■ **TASK DESCRIPTION**
Extract each line where the string "xlabel" shows up.

■ **DATASET CONTENT**
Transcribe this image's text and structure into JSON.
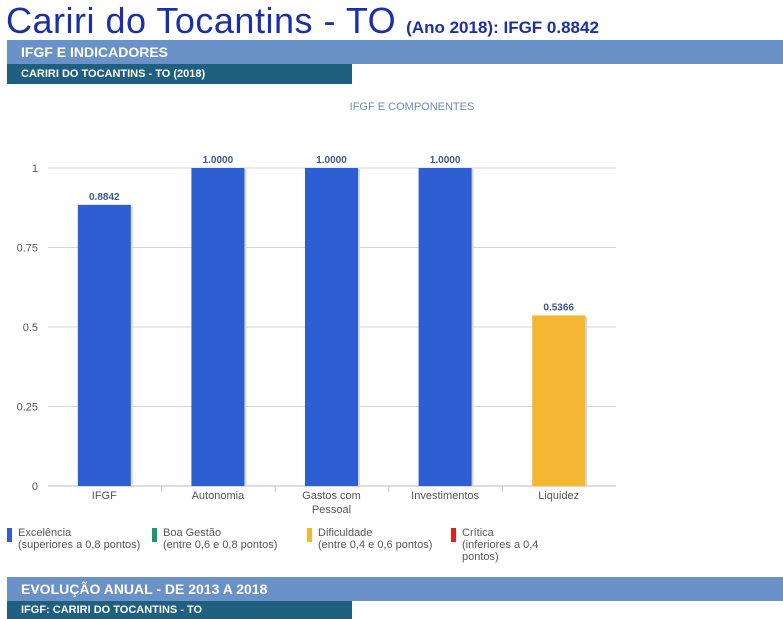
{
  "header": {
    "city": "Cariri do Tocantins - TO",
    "subtitle": "(Ano 2018): IFGF  0.8842"
  },
  "section1": {
    "band": "IFGF E INDICADORES",
    "sub": "CARIRI DO TOCANTINS - TO (2018)"
  },
  "section2": {
    "band": "EVOLUÇÃO ANUAL - DE 2013 A 2018",
    "sub": "IFGF: CARIRI DO TOCANTINS - TO"
  },
  "chart_data": {
    "type": "bar",
    "title": "IFGF E COMPONENTES",
    "categories": [
      "IFGF",
      "Autonomia",
      "Gastos com Pessoal",
      "Investimentos",
      "Liquidez"
    ],
    "values": [
      0.8842,
      1.0,
      1.0,
      1.0,
      0.5366
    ],
    "data_labels": [
      "0.8842",
      "1.0000",
      "1.0000",
      "1.0000",
      "0.5366"
    ],
    "bar_colors": [
      "#2d5fd3",
      "#2d5fd3",
      "#2d5fd3",
      "#2d5fd3",
      "#f5b731"
    ],
    "yticks": [
      "0",
      "0.25",
      "0.5",
      "0.75",
      "1"
    ],
    "ytick_values": [
      0,
      0.25,
      0.5,
      0.75,
      1
    ],
    "ylim": [
      0,
      1
    ],
    "grid": true,
    "legend_placement": "bottom"
  },
  "legend": [
    {
      "label": "Excelência",
      "desc": "(superiores a 0,8 pontos)",
      "color": "#2d5fd3"
    },
    {
      "label": "Boa Gestão",
      "desc": "(entre 0,6 e 0,8 pontos)",
      "color": "#1a9a6a"
    },
    {
      "label": "Dificuldade",
      "desc": "(entre 0,4 e 0,6 pontos)",
      "color": "#f5b731"
    },
    {
      "label": "Crítica",
      "desc": "(inferiores a 0,4 pontos)",
      "color": "#e02020"
    }
  ]
}
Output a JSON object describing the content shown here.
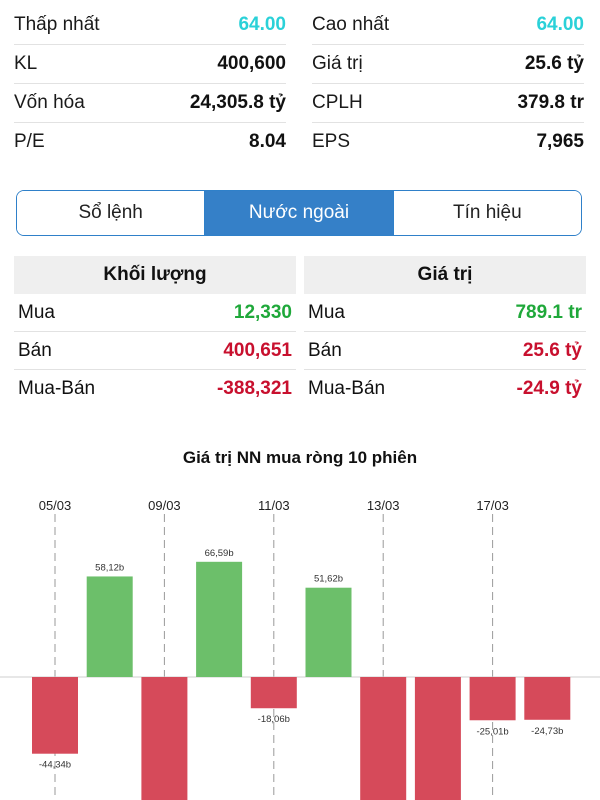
{
  "stats": {
    "left": [
      {
        "label": "Thấp nhất",
        "value": "64.00",
        "accent": true
      },
      {
        "label": "KL",
        "value": "400,600",
        "accent": false
      },
      {
        "label": "Vốn hóa",
        "value": "24,305.8 tỷ",
        "accent": false
      },
      {
        "label": "P/E",
        "value": "8.04",
        "accent": false
      }
    ],
    "right": [
      {
        "label": "Cao nhất",
        "value": "64.00",
        "accent": true
      },
      {
        "label": "Giá trị",
        "value": "25.6 tỷ",
        "accent": false
      },
      {
        "label": "CPLH",
        "value": "379.8 tr",
        "accent": false
      },
      {
        "label": "EPS",
        "value": "7,965",
        "accent": false
      }
    ]
  },
  "tabs": [
    {
      "label": "Sổ lệnh",
      "active": false
    },
    {
      "label": "Nước ngoài",
      "active": true
    },
    {
      "label": "Tín hiệu",
      "active": false
    }
  ],
  "foreign": {
    "volume": {
      "header": "Khối lượng",
      "rows": [
        {
          "label": "Mua",
          "value": "12,330",
          "tone": "green"
        },
        {
          "label": "Bán",
          "value": "400,651",
          "tone": "red"
        },
        {
          "label": "Mua-Bán",
          "value": "-388,321",
          "tone": "red"
        }
      ]
    },
    "value": {
      "header": "Giá trị",
      "rows": [
        {
          "label": "Mua",
          "value": "789.1 tr",
          "tone": "green"
        },
        {
          "label": "Bán",
          "value": "25.6 tỷ",
          "tone": "red"
        },
        {
          "label": "Mua-Bán",
          "value": "-24.9 tỷ",
          "tone": "red"
        }
      ]
    }
  },
  "colors": {
    "accent": "#3580c8",
    "positive": "#6cbf6a",
    "negative": "#d64a5a",
    "cyan": "#2ad1d8"
  },
  "chart": {
    "title": "Giá trị NN mua ròng 10 phiên"
  },
  "chart_data": {
    "type": "bar",
    "title": "Giá trị NN mua ròng 10 phiên",
    "unit": "b",
    "date_ticks": [
      "05/03",
      "09/03",
      "11/03",
      "13/03",
      "17/03"
    ],
    "values": [
      -44.34,
      58.12,
      null,
      66.59,
      -18.06,
      51.62,
      null,
      null,
      -25.01,
      -24.73
    ],
    "labels": [
      "-44,34b",
      "58,12b",
      "",
      "66,59b",
      "-18,06b",
      "51,62b",
      "",
      "",
      "-25,01b",
      "-24,73b"
    ],
    "offscreen_negative": [
      2,
      6,
      7
    ],
    "grid": "dashed verticals at date ticks"
  }
}
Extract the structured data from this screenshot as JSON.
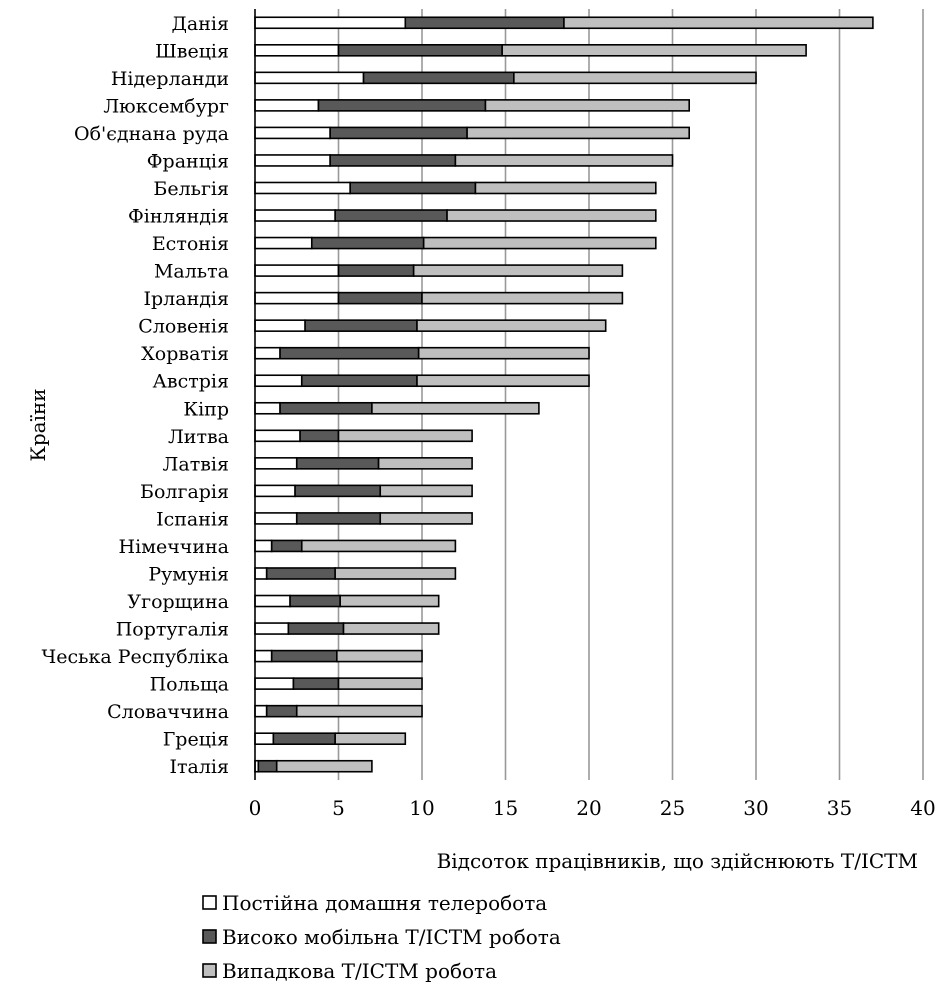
{
  "chart_data": {
    "type": "bar",
    "orientation": "horizontal",
    "stacked": true,
    "title": "",
    "xlabel": "Відсоток працівників, що здійснюють Т/ІСТМ",
    "ylabel": "Країни",
    "xlim": [
      0,
      40
    ],
    "xticks": [
      "0",
      "5",
      "10",
      "15",
      "20",
      "25",
      "30",
      "35",
      "40"
    ],
    "grid": "vertical",
    "legend_position": "bottom",
    "categories": [
      "Данія",
      "Швеція",
      "Нідерланди",
      "Люксембург",
      "Об'єднана руда",
      "Франція",
      "Бельгія",
      "Фінляндія",
      "Естонія",
      "Мальта",
      "Ірландія",
      "Словенія",
      "Хорватія",
      "Австрія",
      "Кіпр",
      "Литва",
      "Латвія",
      "Болгарія",
      "Іспанія",
      "Німеччина",
      "Румунія",
      "Угорщина",
      "Португалія",
      "Чеська Республіка",
      "Польща",
      "Словаччина",
      "Греція",
      "Італія"
    ],
    "series": [
      {
        "name": "Постійна домашня телеробота",
        "color": "#ffffff",
        "values": [
          9,
          5,
          6.5,
          3.8,
          4.5,
          4.5,
          5.7,
          4.8,
          3.4,
          5,
          5,
          3,
          1.5,
          2.8,
          1.5,
          2.7,
          2.5,
          2.4,
          2.5,
          1,
          0.7,
          2.1,
          2,
          1,
          2.3,
          0.7,
          1.1,
          0.2
        ]
      },
      {
        "name": "Високо мобільна Т/ІСТМ робота",
        "color": "#595959",
        "values": [
          9.5,
          9.8,
          9,
          10,
          8.2,
          7.5,
          7.5,
          6.7,
          6.7,
          4.5,
          5,
          6.7,
          8.3,
          6.9,
          5.5,
          2.3,
          4.9,
          5.1,
          5,
          1.8,
          4.1,
          3,
          3.3,
          3.9,
          2.7,
          1.8,
          3.7,
          1.1
        ]
      },
      {
        "name": "Випадкова Т/ІСТМ робота",
        "color": "#bfbfbf",
        "values": [
          18.5,
          18.2,
          14.5,
          12.2,
          13.3,
          13,
          10.8,
          12.5,
          13.9,
          12.5,
          12,
          11.3,
          10.2,
          10.3,
          10,
          8,
          5.6,
          5.5,
          5.5,
          9.2,
          7.2,
          5.9,
          5.7,
          5.1,
          5,
          7.5,
          4.2,
          5.7
        ]
      }
    ]
  }
}
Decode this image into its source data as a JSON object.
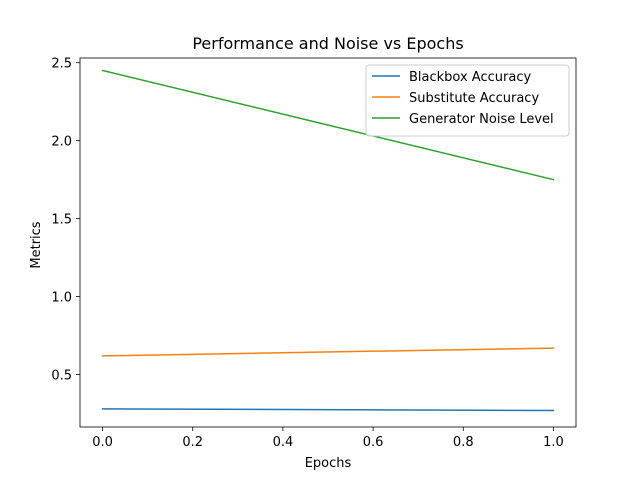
{
  "chart_data": {
    "type": "line",
    "title": "Performance and Noise vs Epochs",
    "xlabel": "Epochs",
    "ylabel": "Metrics",
    "xlim": [
      -0.05,
      1.05
    ],
    "ylim": [
      0.164,
      2.53
    ],
    "xticks": [
      0.0,
      0.2,
      0.4,
      0.6,
      0.8,
      1.0
    ],
    "xtick_labels": [
      "0.0",
      "0.2",
      "0.4",
      "0.6",
      "0.8",
      "1.0"
    ],
    "yticks": [
      0.5,
      1.0,
      1.5,
      2.0,
      2.5
    ],
    "ytick_labels": [
      "0.5",
      "1.0",
      "1.5",
      "2.0",
      "2.5"
    ],
    "grid": false,
    "legend_position": "top-right",
    "x": [
      0,
      1
    ],
    "series": [
      {
        "name": "Blackbox Accuracy",
        "color": "#1f77b4",
        "values": [
          0.28,
          0.27
        ]
      },
      {
        "name": "Substitute Accuracy",
        "color": "#ff7f0e",
        "values": [
          0.62,
          0.67
        ]
      },
      {
        "name": "Generator Noise Level",
        "color": "#2ca02c",
        "values": [
          2.45,
          1.75
        ]
      }
    ]
  }
}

■ **RESPONSE TO THIS EXERCISE**
    "xlabel": "Відсоток працівників, що здійснюють Т/ІСТМ",
    "xlabel": "Epochs",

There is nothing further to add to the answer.